• Extracted information:
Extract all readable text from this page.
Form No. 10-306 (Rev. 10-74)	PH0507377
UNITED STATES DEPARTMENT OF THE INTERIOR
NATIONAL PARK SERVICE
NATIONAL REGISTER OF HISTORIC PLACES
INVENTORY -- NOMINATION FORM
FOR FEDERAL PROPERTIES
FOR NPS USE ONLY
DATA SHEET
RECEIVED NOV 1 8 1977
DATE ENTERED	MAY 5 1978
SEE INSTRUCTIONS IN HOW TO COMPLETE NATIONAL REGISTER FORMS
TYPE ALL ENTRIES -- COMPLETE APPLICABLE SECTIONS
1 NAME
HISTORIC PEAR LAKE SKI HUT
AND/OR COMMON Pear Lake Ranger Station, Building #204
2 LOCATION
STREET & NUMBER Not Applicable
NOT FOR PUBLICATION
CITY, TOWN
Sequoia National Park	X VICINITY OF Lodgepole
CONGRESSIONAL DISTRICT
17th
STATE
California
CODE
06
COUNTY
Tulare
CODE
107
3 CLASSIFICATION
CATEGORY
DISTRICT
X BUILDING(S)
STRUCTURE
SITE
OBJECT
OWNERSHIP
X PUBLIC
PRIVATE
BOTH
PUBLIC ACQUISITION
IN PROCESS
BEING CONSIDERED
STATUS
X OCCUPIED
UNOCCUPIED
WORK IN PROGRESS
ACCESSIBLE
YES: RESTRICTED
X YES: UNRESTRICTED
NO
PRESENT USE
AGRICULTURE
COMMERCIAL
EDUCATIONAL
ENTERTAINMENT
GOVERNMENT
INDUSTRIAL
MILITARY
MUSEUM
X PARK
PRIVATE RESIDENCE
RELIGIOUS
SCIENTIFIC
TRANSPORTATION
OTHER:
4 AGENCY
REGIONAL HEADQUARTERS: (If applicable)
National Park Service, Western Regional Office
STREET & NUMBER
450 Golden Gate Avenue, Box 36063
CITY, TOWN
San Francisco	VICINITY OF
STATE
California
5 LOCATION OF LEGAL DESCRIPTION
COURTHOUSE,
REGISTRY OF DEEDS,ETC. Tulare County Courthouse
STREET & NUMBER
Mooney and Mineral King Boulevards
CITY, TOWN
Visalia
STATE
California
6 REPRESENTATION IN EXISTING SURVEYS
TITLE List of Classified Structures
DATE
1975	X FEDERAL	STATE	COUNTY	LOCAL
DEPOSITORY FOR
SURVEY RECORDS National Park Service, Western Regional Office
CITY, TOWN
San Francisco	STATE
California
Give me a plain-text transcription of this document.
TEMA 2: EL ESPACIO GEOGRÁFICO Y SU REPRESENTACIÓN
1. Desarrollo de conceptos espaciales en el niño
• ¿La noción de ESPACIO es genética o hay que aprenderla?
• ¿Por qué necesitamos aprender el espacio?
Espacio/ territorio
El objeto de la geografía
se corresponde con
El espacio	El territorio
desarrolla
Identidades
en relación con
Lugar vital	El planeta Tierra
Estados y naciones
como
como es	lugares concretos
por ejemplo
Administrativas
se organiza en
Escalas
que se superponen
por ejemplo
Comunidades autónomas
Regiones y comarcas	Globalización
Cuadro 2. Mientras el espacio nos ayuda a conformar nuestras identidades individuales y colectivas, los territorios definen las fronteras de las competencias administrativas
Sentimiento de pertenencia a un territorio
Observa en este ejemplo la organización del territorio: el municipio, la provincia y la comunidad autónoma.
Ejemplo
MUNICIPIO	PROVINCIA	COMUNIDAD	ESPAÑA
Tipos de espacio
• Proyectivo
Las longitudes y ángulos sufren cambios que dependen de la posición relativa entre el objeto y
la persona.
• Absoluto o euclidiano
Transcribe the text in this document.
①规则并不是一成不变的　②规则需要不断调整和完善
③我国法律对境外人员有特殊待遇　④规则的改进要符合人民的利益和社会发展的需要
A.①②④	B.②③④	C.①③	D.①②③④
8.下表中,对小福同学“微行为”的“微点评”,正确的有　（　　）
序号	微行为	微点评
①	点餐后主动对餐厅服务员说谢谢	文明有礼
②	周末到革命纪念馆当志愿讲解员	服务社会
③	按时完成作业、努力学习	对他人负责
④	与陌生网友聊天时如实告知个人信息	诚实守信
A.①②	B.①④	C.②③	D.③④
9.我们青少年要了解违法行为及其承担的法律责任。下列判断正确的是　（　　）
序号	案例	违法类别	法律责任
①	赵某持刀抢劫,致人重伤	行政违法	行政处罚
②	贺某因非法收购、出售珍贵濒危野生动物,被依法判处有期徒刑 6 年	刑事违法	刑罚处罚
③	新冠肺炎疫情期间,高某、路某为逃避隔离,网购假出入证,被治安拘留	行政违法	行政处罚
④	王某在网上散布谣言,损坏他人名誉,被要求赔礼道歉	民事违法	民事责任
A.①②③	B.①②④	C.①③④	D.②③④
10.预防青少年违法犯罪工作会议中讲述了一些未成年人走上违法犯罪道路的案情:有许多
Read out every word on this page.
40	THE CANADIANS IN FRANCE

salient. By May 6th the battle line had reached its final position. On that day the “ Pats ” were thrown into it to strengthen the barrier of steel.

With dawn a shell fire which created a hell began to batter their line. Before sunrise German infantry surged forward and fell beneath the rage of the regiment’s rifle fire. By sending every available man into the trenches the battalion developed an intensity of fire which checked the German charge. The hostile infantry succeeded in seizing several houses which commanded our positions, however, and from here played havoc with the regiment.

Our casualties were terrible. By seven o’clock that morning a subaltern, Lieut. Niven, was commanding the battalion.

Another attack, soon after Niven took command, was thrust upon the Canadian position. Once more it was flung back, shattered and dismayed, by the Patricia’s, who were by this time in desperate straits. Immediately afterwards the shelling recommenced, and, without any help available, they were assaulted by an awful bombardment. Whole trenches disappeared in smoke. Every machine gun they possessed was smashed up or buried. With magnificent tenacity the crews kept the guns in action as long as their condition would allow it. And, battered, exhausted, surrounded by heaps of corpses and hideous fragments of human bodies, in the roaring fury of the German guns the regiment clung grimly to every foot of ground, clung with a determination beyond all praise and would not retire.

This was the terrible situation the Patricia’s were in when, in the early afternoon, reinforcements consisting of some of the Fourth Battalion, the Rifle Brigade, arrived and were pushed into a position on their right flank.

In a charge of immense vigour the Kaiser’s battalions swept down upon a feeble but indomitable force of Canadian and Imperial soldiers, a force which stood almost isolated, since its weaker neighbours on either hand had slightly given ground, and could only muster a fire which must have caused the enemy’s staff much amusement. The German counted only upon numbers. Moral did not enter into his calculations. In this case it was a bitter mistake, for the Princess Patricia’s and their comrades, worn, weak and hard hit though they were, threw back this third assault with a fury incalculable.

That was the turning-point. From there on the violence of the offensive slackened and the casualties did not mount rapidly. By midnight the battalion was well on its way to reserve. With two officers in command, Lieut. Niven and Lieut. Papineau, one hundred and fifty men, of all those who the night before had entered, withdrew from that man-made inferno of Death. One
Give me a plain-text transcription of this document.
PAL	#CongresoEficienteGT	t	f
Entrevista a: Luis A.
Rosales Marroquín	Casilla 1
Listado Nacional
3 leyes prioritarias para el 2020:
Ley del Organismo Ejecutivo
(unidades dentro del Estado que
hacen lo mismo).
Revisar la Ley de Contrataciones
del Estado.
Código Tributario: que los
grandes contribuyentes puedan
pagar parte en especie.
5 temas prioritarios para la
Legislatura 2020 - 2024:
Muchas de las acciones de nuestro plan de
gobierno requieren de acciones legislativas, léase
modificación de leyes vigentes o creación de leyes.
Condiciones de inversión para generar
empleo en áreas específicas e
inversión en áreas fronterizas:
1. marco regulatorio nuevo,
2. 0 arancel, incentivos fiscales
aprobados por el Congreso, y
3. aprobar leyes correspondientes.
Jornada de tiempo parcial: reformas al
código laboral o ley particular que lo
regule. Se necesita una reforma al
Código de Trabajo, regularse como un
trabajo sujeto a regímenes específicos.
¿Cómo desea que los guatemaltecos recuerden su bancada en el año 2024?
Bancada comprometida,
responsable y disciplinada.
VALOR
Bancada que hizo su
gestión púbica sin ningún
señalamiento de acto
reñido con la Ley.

• Stated exercise: Gather each line of the listing containing the word "HISTORIC" and show it.

• Complete answer:
NATIONAL REGISTER OF HISTORIC PLACES
HISTORIC PEAR LAKE SKI HUT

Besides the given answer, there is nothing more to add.